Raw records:
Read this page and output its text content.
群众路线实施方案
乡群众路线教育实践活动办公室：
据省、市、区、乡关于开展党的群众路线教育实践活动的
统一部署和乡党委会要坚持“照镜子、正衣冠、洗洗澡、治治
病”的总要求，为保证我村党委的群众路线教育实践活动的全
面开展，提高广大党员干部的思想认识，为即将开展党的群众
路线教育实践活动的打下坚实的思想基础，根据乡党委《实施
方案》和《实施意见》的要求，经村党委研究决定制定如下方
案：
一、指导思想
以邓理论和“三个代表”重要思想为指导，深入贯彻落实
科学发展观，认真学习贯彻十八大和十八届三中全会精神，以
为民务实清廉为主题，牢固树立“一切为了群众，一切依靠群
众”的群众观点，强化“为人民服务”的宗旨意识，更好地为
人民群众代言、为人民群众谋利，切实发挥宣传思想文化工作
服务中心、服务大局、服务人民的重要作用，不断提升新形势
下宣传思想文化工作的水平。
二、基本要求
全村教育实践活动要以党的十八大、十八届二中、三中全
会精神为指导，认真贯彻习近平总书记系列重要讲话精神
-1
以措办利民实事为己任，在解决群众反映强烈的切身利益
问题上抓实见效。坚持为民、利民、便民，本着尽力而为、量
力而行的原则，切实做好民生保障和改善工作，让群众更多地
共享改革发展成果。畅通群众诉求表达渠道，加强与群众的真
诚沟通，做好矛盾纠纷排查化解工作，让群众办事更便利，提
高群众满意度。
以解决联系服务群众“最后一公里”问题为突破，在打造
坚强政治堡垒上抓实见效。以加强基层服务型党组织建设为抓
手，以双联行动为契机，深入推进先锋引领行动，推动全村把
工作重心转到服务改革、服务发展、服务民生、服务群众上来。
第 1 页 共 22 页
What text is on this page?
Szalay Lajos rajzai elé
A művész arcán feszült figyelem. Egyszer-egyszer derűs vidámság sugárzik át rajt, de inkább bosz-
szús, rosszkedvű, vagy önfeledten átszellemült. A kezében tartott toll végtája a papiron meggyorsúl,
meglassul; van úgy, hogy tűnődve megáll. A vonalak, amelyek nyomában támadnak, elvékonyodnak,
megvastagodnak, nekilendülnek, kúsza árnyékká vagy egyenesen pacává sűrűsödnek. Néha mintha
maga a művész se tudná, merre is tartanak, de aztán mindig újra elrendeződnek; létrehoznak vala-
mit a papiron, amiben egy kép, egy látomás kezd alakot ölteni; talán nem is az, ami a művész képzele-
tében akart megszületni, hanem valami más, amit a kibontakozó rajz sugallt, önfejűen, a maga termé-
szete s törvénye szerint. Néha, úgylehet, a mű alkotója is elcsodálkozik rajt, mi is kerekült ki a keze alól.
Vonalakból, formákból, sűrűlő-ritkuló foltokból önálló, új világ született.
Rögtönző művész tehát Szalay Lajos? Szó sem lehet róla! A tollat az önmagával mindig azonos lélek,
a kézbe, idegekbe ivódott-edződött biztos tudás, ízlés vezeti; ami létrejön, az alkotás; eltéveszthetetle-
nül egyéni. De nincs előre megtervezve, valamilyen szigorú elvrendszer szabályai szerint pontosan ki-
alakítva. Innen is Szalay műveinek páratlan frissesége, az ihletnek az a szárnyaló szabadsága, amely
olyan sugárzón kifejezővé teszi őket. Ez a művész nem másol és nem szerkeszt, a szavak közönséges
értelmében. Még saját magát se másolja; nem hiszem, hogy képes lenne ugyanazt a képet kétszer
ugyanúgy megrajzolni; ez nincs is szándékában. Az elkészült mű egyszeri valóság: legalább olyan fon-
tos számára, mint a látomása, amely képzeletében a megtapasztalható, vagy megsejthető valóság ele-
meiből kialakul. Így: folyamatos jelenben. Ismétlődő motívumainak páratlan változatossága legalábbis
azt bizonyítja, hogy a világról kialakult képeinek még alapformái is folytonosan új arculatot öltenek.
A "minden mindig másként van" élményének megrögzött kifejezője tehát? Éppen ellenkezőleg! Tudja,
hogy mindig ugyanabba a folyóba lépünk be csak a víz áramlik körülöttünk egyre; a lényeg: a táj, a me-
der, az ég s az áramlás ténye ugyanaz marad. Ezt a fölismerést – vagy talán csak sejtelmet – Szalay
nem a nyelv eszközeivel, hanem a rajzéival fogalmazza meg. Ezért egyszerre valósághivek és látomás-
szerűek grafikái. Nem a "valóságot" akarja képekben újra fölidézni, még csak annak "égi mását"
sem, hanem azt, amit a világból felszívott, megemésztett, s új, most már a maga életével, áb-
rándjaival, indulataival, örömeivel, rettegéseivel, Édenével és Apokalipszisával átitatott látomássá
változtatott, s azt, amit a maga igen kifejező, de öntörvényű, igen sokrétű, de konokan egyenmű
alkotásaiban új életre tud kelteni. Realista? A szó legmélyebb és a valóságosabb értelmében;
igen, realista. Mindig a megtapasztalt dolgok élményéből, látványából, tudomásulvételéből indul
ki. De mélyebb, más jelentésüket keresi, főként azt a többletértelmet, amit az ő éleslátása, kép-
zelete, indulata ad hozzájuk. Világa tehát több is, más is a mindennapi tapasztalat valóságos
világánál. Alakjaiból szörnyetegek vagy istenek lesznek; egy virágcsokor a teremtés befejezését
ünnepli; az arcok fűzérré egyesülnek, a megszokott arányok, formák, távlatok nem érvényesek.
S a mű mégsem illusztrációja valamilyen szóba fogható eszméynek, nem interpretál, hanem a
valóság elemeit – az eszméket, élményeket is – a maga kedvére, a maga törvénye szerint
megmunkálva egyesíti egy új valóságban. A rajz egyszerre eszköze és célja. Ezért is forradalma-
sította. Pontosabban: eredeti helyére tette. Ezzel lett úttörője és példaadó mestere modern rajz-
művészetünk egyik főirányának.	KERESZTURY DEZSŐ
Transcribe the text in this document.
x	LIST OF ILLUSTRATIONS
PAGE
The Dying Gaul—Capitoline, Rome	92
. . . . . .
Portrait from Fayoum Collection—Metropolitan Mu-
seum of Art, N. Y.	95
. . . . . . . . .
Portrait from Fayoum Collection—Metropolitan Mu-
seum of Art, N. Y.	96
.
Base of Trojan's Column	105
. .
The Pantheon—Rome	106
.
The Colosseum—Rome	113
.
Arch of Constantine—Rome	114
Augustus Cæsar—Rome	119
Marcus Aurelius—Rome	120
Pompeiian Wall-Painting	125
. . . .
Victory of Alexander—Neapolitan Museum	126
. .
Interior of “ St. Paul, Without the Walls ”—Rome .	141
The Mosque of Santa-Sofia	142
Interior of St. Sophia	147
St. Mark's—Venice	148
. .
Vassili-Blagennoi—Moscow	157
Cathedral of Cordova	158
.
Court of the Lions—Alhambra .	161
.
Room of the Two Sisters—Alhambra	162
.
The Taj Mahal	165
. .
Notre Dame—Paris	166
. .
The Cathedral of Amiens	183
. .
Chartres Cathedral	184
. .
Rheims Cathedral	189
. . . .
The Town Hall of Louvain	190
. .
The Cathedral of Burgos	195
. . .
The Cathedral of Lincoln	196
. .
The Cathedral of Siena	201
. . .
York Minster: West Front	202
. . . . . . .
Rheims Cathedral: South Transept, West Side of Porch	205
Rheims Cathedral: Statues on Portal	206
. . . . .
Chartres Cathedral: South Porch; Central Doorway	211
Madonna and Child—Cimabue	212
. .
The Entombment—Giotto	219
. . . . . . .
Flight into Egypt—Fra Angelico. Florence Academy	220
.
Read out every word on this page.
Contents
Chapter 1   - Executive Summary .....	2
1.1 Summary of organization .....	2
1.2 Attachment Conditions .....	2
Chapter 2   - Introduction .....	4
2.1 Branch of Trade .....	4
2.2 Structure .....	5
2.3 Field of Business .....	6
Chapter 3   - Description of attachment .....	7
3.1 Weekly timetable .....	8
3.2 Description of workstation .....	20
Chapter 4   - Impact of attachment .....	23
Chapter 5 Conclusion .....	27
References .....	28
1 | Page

SET EXERCISE: Give again only the lines starting at the one that contains "Read out every word on this page." and running to the end of the data.

TASK RESULT:
Read out every word on this page.
Contents
Chapter 1   - Executive Summary .....	2
1.1 Summary of organization .....	2
1.2 Attachment Conditions .....	2
Chapter 2   - Introduction .....	4
2.1 Branch of Trade .....	4
2.2 Structure .....	5
2.3 Field of Business .....	6
Chapter 3   - Description of attachment .....	7
3.1 Weekly timetable .....	8
3.2 Description of workstation .....	20
Chapter 4   - Impact of attachment .....	23
Chapter 5 Conclusion .....	27
References .....	28
1 | Page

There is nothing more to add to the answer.